_SHORT EXERCISE_
Turn the records into a JSON list of strings, one string per line, leaving out any blank lines.

_DATA SHOWN_
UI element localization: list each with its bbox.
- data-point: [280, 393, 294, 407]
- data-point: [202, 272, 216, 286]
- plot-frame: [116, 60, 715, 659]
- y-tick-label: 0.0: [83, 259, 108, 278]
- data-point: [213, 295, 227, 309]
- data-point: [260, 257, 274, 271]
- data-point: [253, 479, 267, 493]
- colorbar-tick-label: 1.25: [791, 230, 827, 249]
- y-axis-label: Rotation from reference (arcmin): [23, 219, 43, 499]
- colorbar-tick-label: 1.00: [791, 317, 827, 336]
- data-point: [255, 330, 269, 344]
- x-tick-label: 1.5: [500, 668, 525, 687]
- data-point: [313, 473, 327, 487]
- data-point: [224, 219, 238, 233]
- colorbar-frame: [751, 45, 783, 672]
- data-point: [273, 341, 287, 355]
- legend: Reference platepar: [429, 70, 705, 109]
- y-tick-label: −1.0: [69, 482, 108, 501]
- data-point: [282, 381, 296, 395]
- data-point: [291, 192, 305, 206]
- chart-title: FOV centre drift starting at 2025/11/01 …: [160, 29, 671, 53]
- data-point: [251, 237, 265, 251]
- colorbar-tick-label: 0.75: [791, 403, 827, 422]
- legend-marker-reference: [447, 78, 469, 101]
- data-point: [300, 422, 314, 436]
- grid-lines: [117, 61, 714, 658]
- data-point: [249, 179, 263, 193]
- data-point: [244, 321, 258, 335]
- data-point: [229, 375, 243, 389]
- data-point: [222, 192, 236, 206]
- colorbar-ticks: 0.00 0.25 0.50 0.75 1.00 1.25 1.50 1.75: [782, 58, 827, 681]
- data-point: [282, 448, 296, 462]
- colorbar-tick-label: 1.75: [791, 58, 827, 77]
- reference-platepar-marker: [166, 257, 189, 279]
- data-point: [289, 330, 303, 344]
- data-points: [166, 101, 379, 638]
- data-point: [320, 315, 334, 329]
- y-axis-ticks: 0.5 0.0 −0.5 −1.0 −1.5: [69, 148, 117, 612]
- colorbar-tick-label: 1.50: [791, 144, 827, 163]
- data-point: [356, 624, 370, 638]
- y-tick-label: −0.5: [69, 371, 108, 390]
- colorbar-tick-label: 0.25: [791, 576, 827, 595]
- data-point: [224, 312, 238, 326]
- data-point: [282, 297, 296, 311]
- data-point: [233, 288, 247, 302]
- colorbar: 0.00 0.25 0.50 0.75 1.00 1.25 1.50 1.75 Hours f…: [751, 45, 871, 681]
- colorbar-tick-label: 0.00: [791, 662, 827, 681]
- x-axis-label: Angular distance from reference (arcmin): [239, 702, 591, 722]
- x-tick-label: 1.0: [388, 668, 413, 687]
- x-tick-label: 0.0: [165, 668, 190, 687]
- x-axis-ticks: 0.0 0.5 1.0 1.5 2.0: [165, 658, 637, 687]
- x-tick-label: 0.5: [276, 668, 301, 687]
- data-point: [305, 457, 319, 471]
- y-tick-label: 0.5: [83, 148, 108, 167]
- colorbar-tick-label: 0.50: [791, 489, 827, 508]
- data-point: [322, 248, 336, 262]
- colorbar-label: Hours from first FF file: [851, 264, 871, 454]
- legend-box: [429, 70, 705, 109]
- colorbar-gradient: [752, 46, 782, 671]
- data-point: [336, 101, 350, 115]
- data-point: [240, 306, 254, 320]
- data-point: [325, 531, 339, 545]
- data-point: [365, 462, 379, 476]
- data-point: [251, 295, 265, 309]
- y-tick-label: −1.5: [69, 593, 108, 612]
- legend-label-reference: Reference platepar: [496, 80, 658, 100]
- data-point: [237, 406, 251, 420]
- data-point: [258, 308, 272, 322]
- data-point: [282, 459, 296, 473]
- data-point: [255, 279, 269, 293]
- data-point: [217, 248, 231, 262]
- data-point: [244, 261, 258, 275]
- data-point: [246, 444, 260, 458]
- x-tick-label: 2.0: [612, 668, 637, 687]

_ANSWER BELOW_
[
  "UI element localization: list each with its bbox.",
  "- data-point: [280, 393, 294, 407]",
  "- data-point: [202, 272, 216, 286]",
  "- plot-frame: [116, 60, 715, 659]",
  "- y-tick-label: 0.0: [83, 259, 108, 278]",
  "- data-point: [213, 295, 227, 309]",
  "- data-point: [260, 257, 274, 271]",
  "- data-point: [253, 479, 267, 493]",
  "- colorbar-tick-label: 1.25: [791, 230, 827, 249]",
  "- y-axis-label: Rotation from reference (arcmin): [23, 219, 43, 499]",
  "- colorbar-tick-label: 1.00: [791, 317, 827, 336]",
  "- data-point: [255, 330, 269, 344]",
  "- x-tick-label: 1.5: [500, 668, 525, 687]",
  "- data-point: [313, 473, 327, 487]",
  "- data-point: [224, 219, 238, 233]",
  "- colorbar-frame: [751, 45, 783, 672]",
  "- data-point: [273, 341, 287, 355]",
  "- legend: Reference platepar: [429, 70, 705, 109]",
  "- y-tick-label: −1.0: [69, 482, 108, 501]",
  "- data-point: [282, 381, 296, 395]",
  "- data-point: [291, 192, 305, 206]",
  "- chart-title: FOV centre drift starting at 2025/11/01 …: [160, 29, 671, 53]",
  "- data-point: [251, 237, 265, 251]",
  "- colorbar-tick-label: 0.75: [791, 403, 827, 422]",
  "- legend-marker-reference: [447, 78, 469, 101]",
  "- data-point: [300, 422, 314, 436]",
  "- grid-lines: [117, 61, 714, 658]",
  "- data-point: [249, 179, 263, 193]",
  "- data-point: [244, 321, 258, 335]",
  "- data-point: [229, 375, 243, 389]",
  "- data-point: [222, 192, 236, 206]",
  "- colorbar-ticks: 0.00 0.25 0.50 0.75 1.00 1.25 1.50 1.75: [782, 58, 827, 681]",
  "- data-point: [282, 448, 296, 462]",
  "- colorbar-tick-label: 1.75: [791, 58, 827, 77]",
  "- reference-platepar-marker: [166, 257, 189, 279]",
  "- data-point: [289, 330, 303, 344]",
  "- data-points: [166, 101, 379, 638]",
  "- data-point: [320, 315, 334, 329]",
  "- y-axis-ticks: 0.5 0.0 −0.5 −1.0 −1.5: [69, 148, 117, 612]",
  "- colorbar-tick-label: 1.50: [791, 144, 827, 163]",
  "- data-point: [356, 624, 370, 638]",
  "- y-tick-label: −0.5: [69, 371, 108, 390]",
  "- colorbar-tick-label: 0.25: [791, 576, 827, 595]",
  "- data-point: [224, 312, 238, 326]",
  "- data-point: [282, 297, 296, 311]",
  "- data-point: [233, 288, 247, 302]",
  "- colorbar: 0.00 0.25 0.50 0.75 1.00 1.25 1.50 1.75 Hours f…: [751, 45, 871, 681]",
  "- colorbar-tick-label: 0.00: [791, 662, 827, 681]",
  "- x-axis-label: Angular distance from reference (arcmin): [239, 702, 591, 722]",
  "- x-tick-label: 1.0: [388, 668, 413, 687]",
  "- x-tick-label: 0.0: [165, 668, 190, 687]",
  "- x-axis-ticks: 0.0 0.5 1.0 1.5 2.0: [165, 658, 637, 687]",
  "- x-tick-label: 0.5: [276, 668, 301, 687]",
  "- data-point: [305, 457, 319, 471]",
  "- y-tick-label: 0.5: [83, 148, 108, 167]",
  "- colorbar-tick-label: 0.50: [791, 489, 827, 508]",
  "- data-point: [322, 248, 336, 262]",
  "- colorbar-label: Hours from first FF file: [851, 264, 871, 454]",
  "- legend-box: [429, 70, 705, 109]",
  "- colorbar-gradient: [752, 46, 782, 671]",
  "- data-point: [336, 101, 350, 115]",
  "- data-point: [240, 306, 254, 320]",
  "- data-point: [325, 531, 339, 545]",
  "- data-point: [365, 462, 379, 476]",
  "- data-point: [251, 295, 265, 309]",
  "- y-tick-label: −1.5: [69, 593, 108, 612]",
  "- legend-label-reference: Reference platepar: [496, 80, 658, 100]",
  "- data-point: [237, 406, 251, 420]",
  "- data-point: [258, 308, 272, 322]",
  "- data-point: [282, 459, 296, 473]",
  "- data-point: [255, 279, 269, 293]",
  "- data-point: [217, 248, 231, 262]",
  "- data-point: [244, 261, 258, 275]",
  "- data-point: [246, 444, 260, 458]",
  "- x-tick-label: 2.0: [612, 668, 637, 687]"
]